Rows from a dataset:
* START *
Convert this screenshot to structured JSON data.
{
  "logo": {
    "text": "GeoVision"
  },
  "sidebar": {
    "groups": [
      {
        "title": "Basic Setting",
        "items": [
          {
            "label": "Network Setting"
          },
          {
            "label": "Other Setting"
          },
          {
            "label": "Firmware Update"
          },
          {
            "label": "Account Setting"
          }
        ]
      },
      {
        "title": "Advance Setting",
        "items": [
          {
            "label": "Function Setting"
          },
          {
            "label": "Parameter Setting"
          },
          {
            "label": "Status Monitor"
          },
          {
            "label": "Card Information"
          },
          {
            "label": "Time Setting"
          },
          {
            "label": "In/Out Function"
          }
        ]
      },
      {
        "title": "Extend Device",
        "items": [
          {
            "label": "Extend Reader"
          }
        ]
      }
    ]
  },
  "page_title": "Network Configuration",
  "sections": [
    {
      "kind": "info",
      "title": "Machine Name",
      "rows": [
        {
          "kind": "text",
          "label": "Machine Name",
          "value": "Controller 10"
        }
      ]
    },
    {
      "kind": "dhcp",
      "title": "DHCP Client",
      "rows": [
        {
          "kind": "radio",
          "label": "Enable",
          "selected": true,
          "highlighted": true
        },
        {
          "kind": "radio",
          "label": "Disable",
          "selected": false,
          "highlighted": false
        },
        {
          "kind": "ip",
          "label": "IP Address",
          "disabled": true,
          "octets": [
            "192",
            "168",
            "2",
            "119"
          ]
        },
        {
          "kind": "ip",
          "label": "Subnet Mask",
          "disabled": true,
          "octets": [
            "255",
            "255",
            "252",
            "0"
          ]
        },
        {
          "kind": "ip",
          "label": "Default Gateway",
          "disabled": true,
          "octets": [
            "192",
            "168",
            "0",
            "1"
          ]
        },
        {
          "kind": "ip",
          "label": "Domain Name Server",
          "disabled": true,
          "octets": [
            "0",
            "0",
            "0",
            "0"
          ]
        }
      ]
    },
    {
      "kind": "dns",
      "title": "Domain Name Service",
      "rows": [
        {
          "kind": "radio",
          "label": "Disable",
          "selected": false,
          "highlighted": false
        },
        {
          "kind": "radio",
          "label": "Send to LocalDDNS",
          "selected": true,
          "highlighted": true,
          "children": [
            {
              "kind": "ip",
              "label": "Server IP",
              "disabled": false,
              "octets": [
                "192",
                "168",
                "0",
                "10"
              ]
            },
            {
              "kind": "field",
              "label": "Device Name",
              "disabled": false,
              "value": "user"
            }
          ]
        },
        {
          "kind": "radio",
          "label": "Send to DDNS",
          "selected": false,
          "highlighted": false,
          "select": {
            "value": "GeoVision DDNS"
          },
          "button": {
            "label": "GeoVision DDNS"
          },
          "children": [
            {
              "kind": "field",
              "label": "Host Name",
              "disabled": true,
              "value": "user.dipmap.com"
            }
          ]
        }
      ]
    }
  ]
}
* END *
> **What you will do**:
Can you give every line above again, exactly as written?

> **Correct output**:
Convert this screenshot to structured JSON data.
{
  "logo": {
    "text": "GeoVision"
  },
  "sidebar": {
    "groups": [
      {
        "title": "Basic Setting",
        "items": [
          {
            "label": "Network Setting"
          },
          {
            "label": "Other Setting"
          },
          {
            "label": "Firmware Update"
          },
          {
            "label": "Account Setting"
          }
        ]
      },
      {
        "title": "Advance Setting",
        "items": [
          {
            "label": "Function Setting"
          },
          {
            "label": "Parameter Setting"
          },
          {
            "label": "Status Monitor"
          },
          {
            "label": "Card Information"
          },
          {
            "label": "Time Setting"
          },
          {
            "label": "In/Out Function"
          }
        ]
      },
      {
        "title": "Extend Device",
        "items": [
          {
            "label": "Extend Reader"
          }
        ]
      }
    ]
  },
  "page_title": "Network Configuration",
  "sections": [
    {
      "kind": "info",
      "title": "Machine Name",
      "rows": [
        {
          "kind": "text",
          "label": "Machine Name",
          "value": "Controller 10"
        }
      ]
    },
    {
      "kind": "dhcp",
      "title": "DHCP Client",
      "rows": [
        {
          "kind": "radio",
          "label": "Enable",
          "selected": true,
          "highlighted": true
        },
        {
          "kind": "radio",
          "label": "Disable",
          "selected": false,
          "highlighted": false
        },
        {
          "kind": "ip",
          "label": "IP Address",
          "disabled": true,
          "octets": [
            "192",
            "168",
            "2",
            "119"
          ]
        },
        {
          "kind": "ip",
          "label": "Subnet Mask",
          "disabled": true,
          "octets": [
            "255",
            "255",
            "252",
            "0"
          ]
        },
        {
          "kind": "ip",
          "label": "Default Gateway",
          "disabled": true,
          "octets": [
            "192",
            "168",
            "0",
            "1"
          ]
        },
        {
          "kind": "ip",
          "label": "Domain Name Server",
          "disabled": true,
          "octets": [
            "0",
            "0",
            "0",
            "0"
          ]
        }
      ]
    },
    {
      "kind": "dns",
      "title": "Domain Name Service",
      "rows": [
        {
          "kind": "radio",
          "label": "Disable",
          "selected": false,
          "highlighted": false
        },
        {
          "kind": "radio",
          "label": "Send to LocalDDNS",
          "selected": true,
          "highlighted": true,
          "children": [
            {
              "kind": "ip",
              "label": "Server IP",
              "disabled": false,
              "octets": [
                "192",
                "168",
                "0",
                "10"
              ]
            },
            {
              "kind": "field",
              "label": "Device Name",
              "disabled": false,
              "value": "user"
            }
          ]
        },
        {
          "kind": "radio",
          "label": "Send to DDNS",
          "selected": false,
          "highlighted": false,
          "select": {
            "value": "GeoVision DDNS"
          },
          "button": {
            "label": "GeoVision DDNS"
          },
          "children": [
            {
              "kind": "field",
              "label": "Host Name",
              "disabled": true,
              "value": "user.dipmap.com"
            }
          ]
        }
      ]
    }
  ]
}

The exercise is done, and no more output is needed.